## [AIM]
Gather every line below where "document" appears.

## [RECORDS PROVIDED]
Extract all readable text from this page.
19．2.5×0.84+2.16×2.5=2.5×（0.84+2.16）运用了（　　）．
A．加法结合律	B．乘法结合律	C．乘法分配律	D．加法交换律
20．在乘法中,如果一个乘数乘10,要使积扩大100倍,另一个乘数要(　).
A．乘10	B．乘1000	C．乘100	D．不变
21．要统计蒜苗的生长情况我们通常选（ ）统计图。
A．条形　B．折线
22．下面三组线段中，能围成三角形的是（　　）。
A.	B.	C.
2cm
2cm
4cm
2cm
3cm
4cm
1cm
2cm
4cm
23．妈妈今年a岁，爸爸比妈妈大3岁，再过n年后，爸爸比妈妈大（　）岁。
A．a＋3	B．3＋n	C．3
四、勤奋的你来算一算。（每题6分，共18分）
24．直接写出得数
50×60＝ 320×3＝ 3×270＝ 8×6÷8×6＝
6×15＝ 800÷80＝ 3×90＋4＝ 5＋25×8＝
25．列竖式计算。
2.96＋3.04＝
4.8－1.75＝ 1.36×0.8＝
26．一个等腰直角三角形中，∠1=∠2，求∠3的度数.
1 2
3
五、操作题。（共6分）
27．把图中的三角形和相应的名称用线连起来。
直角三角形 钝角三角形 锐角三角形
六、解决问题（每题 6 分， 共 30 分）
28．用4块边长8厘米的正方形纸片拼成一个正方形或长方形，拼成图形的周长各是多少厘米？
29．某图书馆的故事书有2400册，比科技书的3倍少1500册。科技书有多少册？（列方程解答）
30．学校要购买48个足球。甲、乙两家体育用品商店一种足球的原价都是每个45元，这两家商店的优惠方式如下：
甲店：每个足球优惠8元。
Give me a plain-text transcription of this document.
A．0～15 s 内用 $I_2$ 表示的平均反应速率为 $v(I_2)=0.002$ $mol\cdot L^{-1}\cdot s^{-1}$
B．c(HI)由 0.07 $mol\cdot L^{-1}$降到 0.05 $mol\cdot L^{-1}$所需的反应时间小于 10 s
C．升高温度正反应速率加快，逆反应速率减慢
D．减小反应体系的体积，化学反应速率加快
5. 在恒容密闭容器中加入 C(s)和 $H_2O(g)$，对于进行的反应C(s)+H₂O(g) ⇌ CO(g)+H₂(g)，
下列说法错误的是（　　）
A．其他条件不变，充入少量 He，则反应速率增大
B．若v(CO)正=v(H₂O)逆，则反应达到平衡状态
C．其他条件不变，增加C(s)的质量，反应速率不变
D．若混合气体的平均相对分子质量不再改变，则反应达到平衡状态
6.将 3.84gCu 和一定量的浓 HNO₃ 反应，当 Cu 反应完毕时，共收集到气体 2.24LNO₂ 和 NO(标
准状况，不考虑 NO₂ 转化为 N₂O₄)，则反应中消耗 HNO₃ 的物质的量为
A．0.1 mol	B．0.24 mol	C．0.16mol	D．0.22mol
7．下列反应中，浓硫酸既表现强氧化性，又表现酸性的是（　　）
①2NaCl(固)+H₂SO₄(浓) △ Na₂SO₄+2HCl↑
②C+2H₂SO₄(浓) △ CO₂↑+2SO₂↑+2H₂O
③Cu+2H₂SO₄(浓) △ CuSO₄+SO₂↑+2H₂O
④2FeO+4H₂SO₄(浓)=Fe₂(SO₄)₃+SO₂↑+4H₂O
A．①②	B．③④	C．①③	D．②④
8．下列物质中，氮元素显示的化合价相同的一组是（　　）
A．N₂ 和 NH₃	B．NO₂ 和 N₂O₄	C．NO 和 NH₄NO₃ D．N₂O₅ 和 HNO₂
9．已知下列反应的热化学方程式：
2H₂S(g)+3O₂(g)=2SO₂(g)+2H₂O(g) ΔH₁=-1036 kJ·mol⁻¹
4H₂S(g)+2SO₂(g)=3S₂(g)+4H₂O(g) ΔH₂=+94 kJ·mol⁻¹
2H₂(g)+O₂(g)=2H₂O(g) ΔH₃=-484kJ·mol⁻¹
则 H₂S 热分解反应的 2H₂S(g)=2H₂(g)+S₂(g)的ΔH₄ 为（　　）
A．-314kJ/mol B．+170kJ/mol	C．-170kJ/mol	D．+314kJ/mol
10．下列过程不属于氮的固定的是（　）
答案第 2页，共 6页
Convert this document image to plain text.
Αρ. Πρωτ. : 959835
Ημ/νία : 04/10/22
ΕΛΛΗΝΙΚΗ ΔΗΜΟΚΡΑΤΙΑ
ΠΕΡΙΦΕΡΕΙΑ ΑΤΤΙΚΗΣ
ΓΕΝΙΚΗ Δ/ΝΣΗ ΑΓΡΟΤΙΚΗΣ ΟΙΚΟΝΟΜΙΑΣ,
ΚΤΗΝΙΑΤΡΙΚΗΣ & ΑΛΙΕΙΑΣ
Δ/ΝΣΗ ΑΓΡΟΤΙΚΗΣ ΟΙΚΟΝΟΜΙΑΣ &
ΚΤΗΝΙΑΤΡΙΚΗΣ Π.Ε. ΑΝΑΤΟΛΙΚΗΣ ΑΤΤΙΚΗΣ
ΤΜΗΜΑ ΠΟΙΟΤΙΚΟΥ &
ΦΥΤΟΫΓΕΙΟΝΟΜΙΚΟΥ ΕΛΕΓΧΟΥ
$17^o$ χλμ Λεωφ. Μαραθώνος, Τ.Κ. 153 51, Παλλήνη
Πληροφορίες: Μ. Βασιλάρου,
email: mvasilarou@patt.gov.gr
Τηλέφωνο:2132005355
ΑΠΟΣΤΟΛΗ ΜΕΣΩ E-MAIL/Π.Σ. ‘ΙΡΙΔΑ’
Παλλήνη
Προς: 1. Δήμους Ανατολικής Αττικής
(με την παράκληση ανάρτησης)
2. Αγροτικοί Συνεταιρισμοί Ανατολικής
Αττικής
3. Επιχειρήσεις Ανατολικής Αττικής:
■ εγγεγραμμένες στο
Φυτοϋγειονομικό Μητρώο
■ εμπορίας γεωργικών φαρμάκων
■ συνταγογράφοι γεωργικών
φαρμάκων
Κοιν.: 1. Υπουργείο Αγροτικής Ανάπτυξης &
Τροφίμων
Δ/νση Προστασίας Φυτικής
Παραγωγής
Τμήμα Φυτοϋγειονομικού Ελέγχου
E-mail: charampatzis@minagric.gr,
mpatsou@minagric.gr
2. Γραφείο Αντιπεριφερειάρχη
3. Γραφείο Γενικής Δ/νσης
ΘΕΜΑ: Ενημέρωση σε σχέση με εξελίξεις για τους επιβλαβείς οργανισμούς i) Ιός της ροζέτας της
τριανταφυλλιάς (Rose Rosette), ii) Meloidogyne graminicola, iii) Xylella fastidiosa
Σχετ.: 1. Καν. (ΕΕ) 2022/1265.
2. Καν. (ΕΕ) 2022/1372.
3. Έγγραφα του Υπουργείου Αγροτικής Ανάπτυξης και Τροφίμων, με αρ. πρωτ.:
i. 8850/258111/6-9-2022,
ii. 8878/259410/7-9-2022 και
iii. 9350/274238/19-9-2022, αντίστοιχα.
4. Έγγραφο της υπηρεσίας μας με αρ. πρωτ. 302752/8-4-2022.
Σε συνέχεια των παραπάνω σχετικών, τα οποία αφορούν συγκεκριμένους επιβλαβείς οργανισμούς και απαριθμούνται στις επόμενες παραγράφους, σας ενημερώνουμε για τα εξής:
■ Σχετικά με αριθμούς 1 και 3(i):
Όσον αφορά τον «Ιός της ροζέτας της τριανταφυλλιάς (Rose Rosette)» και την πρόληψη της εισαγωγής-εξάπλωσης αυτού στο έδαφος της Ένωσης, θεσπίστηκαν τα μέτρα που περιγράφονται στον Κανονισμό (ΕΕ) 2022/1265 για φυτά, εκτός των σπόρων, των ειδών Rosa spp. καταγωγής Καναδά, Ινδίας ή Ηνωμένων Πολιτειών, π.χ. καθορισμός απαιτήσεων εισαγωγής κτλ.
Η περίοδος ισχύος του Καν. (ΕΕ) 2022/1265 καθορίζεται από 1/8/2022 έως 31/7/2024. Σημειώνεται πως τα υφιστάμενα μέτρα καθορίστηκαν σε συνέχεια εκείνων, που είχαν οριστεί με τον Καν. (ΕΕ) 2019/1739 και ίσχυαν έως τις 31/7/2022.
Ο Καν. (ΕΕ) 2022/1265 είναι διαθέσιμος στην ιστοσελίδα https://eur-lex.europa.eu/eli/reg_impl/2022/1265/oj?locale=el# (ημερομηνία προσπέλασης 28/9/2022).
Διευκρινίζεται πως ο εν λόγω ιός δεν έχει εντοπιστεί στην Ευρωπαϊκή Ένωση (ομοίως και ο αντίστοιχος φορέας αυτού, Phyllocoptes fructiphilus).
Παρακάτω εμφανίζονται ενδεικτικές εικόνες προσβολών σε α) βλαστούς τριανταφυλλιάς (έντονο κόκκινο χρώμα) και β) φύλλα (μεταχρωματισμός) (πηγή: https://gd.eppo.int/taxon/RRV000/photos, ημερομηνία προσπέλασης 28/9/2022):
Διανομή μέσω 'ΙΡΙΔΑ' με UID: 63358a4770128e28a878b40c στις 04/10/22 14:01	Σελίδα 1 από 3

## [WRITTEN RESPONSE]
Give me a plain-text transcription of this document.
Convert this document image to plain text.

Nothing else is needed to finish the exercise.